Items from a data source:
◇ ◇ ◇
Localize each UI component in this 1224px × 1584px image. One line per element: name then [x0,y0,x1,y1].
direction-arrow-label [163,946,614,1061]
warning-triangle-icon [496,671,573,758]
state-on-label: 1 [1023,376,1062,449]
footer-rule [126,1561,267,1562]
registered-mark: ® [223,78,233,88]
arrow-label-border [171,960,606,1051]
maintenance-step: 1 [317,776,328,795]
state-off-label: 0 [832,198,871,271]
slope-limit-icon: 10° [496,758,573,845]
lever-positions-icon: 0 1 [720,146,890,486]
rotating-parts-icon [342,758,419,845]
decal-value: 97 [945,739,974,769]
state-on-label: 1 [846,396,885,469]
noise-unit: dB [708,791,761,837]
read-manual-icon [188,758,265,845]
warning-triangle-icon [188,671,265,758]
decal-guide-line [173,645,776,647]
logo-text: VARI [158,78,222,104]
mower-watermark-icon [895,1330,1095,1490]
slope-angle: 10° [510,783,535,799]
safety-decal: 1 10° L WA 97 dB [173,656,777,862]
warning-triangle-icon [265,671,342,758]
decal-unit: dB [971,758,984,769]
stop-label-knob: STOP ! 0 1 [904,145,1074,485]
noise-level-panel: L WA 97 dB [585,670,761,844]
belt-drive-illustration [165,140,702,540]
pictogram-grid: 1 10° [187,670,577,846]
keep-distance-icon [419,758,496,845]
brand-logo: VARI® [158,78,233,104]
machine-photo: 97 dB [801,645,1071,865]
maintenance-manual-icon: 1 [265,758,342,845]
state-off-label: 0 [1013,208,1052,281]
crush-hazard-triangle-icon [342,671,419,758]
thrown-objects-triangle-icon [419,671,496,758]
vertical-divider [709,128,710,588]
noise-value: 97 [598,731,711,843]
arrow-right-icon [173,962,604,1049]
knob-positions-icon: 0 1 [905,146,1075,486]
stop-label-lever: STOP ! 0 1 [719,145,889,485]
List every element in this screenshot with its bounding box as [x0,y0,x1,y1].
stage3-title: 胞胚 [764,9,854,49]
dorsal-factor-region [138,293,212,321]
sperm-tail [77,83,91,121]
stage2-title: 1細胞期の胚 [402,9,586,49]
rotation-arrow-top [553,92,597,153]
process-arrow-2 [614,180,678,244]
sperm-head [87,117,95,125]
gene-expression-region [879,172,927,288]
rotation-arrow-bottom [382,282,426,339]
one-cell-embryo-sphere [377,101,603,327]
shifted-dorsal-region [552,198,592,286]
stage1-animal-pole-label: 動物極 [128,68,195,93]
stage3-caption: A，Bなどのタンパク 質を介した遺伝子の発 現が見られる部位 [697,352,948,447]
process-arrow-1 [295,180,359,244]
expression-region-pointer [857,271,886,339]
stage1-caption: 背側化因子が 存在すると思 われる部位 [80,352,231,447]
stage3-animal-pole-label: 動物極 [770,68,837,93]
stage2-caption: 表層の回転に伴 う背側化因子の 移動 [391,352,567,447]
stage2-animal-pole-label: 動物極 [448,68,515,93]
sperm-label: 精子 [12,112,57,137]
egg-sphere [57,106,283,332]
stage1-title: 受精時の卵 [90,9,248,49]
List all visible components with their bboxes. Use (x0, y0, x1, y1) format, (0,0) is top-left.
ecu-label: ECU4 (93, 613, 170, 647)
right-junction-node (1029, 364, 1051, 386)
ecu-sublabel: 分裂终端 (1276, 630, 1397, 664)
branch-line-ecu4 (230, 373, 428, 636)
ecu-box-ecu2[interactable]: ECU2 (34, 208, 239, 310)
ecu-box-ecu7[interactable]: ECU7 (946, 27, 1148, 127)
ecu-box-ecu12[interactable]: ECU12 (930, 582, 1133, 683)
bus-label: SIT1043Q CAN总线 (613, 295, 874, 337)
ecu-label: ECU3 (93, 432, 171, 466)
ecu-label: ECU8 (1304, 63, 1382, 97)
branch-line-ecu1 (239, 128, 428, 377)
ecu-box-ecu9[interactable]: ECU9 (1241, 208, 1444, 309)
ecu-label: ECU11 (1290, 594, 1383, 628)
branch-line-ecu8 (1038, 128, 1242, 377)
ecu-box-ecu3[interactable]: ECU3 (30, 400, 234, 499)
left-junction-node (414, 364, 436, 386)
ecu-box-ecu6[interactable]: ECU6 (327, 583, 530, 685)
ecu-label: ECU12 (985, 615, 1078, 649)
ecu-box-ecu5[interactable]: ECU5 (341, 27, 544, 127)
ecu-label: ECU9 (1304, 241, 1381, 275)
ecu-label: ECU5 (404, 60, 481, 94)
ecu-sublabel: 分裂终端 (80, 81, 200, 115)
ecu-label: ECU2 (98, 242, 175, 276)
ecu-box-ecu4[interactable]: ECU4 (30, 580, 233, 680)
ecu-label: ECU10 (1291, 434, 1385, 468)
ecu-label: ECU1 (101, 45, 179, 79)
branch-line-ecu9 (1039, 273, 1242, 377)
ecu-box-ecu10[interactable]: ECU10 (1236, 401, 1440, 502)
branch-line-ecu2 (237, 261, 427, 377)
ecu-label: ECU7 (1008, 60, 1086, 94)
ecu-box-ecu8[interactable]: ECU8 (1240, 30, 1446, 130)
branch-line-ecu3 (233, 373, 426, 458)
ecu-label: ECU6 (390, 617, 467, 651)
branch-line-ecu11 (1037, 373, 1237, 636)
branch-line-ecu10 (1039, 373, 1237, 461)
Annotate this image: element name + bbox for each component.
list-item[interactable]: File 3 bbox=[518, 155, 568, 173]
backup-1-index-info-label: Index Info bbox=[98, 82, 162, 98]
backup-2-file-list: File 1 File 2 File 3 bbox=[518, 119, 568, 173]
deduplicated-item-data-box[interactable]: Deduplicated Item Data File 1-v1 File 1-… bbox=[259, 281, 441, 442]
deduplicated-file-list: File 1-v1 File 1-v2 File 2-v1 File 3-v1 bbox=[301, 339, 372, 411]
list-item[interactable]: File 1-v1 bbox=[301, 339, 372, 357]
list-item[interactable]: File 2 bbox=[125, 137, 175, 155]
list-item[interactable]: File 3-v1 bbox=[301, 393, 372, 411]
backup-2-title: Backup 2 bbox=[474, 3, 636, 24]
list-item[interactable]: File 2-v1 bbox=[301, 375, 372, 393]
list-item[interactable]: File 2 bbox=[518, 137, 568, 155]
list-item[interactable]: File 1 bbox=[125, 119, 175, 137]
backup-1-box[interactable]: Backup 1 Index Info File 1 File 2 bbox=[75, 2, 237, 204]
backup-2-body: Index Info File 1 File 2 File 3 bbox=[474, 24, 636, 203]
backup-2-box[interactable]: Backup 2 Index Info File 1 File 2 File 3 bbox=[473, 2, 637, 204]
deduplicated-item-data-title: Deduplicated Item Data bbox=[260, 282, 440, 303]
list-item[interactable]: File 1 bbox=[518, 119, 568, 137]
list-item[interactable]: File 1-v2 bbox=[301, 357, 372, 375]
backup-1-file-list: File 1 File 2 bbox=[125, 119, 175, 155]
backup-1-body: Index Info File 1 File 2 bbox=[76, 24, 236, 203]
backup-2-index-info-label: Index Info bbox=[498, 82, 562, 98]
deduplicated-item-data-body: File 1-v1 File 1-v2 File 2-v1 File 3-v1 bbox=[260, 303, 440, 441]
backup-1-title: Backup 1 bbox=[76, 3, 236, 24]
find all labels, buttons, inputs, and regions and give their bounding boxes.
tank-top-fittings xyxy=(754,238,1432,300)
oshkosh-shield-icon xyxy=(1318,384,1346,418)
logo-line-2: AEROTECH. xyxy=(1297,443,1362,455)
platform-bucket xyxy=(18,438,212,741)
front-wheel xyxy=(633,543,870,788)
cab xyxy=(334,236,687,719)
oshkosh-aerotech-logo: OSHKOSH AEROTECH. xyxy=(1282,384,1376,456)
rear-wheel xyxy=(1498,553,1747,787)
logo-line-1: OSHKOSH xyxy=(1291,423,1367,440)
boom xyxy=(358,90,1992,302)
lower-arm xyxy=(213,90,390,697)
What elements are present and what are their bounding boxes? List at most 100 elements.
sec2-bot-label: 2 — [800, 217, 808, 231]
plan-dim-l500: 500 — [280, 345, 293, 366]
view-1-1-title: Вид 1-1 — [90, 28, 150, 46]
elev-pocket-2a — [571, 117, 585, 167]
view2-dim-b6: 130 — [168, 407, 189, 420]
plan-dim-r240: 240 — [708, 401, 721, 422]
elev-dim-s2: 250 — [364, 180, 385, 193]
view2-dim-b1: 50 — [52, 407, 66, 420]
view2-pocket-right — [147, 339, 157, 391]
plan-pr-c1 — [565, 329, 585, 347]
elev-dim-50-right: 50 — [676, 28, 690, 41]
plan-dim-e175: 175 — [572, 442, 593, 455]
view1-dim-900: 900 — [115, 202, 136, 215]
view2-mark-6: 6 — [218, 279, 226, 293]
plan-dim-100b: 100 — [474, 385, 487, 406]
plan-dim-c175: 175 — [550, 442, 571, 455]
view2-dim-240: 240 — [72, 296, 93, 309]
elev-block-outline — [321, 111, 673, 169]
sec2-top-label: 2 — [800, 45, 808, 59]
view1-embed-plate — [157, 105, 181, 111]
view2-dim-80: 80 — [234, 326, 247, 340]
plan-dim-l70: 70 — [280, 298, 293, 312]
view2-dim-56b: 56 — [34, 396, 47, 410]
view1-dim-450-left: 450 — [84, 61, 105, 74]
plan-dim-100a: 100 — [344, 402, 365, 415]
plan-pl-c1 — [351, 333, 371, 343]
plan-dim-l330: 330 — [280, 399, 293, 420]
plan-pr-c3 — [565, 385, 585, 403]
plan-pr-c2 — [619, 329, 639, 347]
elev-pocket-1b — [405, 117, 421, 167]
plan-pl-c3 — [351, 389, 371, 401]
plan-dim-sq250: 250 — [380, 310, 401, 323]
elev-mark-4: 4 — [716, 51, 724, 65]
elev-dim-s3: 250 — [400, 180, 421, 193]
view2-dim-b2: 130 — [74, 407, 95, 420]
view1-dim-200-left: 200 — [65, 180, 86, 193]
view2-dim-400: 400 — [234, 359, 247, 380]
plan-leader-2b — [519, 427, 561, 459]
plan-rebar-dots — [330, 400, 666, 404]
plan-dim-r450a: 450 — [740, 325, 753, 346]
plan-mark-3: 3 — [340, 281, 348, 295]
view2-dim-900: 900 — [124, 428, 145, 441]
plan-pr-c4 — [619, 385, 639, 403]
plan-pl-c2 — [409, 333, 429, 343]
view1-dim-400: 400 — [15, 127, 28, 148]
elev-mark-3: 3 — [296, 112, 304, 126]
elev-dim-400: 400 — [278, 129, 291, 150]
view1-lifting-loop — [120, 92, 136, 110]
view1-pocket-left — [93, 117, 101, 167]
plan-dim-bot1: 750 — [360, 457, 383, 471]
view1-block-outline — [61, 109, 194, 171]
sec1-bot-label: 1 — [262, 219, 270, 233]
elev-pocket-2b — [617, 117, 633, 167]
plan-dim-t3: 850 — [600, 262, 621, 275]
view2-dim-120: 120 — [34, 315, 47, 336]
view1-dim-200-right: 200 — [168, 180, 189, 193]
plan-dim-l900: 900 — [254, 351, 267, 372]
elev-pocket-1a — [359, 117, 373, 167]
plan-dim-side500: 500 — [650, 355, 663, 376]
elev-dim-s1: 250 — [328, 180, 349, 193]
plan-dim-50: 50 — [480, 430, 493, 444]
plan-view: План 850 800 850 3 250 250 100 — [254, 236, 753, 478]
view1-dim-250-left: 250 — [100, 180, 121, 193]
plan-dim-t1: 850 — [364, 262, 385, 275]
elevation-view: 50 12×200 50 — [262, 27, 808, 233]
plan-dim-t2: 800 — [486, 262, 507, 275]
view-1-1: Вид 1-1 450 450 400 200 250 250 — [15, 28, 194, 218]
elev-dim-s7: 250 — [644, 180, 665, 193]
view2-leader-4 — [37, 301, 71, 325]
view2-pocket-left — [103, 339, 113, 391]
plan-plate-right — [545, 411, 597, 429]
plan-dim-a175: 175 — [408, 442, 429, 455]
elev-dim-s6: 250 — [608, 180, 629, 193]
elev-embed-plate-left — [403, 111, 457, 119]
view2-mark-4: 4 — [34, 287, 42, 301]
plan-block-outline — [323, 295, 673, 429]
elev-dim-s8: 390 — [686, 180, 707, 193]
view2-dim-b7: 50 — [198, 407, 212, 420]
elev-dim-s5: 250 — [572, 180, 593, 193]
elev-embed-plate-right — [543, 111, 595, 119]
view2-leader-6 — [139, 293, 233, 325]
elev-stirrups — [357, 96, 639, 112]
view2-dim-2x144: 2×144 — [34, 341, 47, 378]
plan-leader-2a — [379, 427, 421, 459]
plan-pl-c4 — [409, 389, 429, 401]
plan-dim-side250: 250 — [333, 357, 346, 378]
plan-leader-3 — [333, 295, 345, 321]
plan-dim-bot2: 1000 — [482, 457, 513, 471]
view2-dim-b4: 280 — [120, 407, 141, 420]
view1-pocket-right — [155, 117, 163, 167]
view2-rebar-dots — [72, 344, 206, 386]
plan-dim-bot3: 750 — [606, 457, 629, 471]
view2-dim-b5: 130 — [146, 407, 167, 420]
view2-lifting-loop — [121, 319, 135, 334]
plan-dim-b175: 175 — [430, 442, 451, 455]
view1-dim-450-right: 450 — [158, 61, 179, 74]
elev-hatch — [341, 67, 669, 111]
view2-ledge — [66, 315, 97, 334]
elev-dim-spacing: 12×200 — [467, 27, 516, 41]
◇ ◇ ◇
**Aim of the task**: Rewrite the data from its first line through the line containing "registered-mark: ® [223,78,233,88]", changing "footer-rule" to "bottom-rule" and keeping everything else the same.

**Solved problem**:
Localize each UI component in this 1224px × 1584px image. One line per element: name then [x0,y0,x1,y1].
direction-arrow-label [163,946,614,1061]
warning-triangle-icon [496,671,573,758]
state-on-label: 1 [1023,376,1062,449]
bottom-rule [126,1561,267,1562]
registered-mark: ® [223,78,233,88]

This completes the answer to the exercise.